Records
_ _ _ _ _

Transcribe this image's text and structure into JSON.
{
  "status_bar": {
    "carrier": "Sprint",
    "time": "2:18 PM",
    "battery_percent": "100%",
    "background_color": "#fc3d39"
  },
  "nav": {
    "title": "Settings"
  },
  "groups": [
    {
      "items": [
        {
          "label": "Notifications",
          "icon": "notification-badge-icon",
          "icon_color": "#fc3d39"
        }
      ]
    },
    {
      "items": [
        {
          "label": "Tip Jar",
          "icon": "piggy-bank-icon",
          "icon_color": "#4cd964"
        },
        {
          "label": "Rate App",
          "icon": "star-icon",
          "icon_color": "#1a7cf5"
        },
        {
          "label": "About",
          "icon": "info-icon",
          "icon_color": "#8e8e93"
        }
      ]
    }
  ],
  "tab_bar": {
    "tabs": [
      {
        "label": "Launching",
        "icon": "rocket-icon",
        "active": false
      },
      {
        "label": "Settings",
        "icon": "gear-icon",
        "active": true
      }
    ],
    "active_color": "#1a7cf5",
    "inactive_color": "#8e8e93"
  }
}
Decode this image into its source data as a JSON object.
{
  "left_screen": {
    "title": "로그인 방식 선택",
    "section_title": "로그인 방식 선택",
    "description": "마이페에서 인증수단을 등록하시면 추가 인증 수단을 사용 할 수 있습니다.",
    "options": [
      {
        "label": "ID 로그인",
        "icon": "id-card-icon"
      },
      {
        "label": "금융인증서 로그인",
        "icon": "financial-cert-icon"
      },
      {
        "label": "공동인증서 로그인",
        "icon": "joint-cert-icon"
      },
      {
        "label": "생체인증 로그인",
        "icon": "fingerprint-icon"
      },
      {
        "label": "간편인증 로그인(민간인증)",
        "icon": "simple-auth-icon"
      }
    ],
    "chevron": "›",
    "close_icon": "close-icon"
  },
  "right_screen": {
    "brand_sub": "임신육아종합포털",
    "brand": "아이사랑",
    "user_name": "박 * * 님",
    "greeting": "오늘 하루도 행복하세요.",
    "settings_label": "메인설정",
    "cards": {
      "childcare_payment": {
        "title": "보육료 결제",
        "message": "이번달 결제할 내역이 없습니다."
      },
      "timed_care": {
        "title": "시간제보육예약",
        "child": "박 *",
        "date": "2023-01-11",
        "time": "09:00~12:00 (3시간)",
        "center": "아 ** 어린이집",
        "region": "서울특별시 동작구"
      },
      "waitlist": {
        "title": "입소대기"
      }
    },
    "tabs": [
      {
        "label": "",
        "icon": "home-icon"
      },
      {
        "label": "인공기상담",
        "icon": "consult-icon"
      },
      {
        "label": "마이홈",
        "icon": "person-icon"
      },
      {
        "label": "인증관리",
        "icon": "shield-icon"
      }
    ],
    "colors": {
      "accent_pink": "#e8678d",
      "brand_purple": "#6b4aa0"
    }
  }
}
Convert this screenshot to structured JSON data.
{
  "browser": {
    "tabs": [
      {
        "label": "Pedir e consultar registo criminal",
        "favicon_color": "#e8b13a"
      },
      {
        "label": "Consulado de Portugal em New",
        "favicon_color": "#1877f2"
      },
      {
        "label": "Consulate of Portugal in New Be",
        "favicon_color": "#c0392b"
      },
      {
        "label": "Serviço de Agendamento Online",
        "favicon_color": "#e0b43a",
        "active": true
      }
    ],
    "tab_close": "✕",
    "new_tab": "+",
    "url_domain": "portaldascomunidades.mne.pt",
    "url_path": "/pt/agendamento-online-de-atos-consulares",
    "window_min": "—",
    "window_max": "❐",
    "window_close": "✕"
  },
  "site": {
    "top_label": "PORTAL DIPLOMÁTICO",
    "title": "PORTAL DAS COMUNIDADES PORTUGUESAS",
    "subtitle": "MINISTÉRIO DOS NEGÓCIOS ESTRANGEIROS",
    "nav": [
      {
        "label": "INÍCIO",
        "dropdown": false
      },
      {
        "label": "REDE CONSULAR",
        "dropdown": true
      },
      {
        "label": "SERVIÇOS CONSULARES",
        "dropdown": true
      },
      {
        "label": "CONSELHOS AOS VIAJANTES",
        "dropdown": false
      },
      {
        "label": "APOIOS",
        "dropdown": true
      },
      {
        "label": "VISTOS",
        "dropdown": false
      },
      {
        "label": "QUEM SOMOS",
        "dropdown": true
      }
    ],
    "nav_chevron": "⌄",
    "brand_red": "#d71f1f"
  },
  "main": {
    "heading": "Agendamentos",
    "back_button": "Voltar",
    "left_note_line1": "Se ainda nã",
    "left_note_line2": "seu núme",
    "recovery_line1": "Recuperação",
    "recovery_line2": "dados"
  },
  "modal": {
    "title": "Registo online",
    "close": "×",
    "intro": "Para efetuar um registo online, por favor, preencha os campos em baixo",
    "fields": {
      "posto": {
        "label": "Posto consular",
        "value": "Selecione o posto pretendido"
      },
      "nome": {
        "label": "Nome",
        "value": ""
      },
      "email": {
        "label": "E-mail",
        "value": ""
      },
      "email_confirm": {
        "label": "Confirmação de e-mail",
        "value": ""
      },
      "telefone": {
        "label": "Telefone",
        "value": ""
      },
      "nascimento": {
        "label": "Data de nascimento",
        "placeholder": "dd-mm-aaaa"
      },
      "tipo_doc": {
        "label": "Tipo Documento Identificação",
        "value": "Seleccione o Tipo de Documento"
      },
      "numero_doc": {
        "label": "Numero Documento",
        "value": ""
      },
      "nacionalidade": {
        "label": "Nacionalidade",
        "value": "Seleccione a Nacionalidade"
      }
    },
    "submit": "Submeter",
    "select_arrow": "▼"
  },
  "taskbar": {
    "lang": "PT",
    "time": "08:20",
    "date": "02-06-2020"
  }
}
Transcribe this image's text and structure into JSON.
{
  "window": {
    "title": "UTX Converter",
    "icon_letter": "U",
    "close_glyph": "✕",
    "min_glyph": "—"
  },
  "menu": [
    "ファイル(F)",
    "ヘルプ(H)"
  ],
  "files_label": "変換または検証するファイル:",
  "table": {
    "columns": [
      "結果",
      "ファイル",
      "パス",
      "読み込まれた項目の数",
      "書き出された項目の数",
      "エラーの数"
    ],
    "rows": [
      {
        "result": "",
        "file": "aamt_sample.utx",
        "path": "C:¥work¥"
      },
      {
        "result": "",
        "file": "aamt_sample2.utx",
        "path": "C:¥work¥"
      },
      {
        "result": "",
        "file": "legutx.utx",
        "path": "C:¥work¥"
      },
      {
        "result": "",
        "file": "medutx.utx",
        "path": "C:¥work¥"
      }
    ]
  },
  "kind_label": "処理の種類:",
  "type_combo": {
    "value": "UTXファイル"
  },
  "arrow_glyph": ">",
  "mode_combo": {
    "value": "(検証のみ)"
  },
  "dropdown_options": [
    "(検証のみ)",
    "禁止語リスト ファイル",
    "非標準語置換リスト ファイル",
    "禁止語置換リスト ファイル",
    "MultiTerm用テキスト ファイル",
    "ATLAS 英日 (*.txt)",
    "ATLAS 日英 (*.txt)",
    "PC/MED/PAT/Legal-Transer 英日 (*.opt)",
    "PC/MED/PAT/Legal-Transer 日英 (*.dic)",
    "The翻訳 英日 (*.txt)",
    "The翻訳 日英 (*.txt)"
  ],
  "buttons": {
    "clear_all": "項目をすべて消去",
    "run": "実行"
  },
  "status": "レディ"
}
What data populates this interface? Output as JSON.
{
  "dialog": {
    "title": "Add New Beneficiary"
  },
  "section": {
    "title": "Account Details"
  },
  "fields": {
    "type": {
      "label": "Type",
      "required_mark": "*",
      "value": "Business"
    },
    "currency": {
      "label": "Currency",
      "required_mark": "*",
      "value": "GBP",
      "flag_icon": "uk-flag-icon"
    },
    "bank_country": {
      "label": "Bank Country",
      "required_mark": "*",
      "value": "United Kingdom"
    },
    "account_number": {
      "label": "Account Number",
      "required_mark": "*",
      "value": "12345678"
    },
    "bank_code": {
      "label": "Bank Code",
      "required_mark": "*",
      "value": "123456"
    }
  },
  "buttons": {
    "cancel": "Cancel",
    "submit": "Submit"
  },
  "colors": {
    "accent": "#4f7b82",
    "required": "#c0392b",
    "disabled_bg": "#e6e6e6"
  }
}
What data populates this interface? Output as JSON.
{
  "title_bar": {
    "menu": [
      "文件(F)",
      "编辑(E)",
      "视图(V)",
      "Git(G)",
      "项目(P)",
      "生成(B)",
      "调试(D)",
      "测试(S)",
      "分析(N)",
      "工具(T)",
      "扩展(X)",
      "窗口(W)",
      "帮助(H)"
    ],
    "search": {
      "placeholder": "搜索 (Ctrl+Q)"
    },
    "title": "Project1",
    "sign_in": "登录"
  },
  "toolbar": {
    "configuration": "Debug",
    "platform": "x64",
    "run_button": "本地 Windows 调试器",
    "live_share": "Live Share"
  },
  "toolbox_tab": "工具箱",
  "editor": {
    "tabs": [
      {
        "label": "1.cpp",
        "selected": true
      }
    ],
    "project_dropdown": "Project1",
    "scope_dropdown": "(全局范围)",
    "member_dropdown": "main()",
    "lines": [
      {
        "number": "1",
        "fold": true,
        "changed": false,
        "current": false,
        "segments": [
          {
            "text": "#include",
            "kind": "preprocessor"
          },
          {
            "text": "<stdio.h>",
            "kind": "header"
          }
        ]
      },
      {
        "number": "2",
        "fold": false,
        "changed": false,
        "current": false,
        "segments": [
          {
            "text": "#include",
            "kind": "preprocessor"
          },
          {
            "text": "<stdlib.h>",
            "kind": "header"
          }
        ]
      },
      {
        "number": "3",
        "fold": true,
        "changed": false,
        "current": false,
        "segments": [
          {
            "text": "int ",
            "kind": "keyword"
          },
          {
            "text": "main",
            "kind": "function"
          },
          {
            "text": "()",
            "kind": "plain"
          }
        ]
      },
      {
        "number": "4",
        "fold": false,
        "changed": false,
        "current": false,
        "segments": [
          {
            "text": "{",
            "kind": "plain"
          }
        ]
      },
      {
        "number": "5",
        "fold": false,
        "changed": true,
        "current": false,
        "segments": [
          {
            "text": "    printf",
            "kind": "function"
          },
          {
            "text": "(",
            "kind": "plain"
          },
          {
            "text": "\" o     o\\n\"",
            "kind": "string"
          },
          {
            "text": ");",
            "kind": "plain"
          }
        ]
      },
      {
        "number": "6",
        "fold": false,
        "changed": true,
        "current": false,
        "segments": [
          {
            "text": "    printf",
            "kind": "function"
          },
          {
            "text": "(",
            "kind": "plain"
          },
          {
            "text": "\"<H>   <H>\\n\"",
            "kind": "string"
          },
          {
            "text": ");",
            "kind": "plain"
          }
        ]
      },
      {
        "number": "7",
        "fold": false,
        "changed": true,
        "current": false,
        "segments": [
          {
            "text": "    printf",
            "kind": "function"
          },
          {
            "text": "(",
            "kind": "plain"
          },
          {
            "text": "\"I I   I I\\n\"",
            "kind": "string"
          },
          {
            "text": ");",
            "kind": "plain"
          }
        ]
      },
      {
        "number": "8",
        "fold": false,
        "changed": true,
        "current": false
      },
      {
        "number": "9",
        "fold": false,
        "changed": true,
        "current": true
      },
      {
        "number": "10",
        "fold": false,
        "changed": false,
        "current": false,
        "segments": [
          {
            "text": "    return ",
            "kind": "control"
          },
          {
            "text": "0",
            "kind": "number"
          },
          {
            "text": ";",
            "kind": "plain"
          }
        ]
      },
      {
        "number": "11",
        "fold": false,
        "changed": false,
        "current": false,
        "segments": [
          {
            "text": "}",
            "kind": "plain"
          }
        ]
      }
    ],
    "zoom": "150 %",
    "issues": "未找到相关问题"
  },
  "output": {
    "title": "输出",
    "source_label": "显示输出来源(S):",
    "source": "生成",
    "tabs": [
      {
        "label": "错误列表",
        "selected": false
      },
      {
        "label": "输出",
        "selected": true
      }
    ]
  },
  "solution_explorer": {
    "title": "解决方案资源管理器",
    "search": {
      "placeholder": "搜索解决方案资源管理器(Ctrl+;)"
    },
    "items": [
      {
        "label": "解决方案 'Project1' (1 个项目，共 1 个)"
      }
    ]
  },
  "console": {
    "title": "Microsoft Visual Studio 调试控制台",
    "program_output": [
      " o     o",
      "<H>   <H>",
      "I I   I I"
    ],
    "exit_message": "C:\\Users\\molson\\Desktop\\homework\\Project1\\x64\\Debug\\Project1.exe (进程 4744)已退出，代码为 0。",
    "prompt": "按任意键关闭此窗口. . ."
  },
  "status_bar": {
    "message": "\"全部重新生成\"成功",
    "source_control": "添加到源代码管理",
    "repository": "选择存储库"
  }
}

_ _ _ _ _

JOB =
List every line above containing the word "Seleccione".

OUTPUT FOR THIS TASK =
        "value": "Seleccione o Tipo de Documento"
        "value": "Seleccione a Nacionalidade"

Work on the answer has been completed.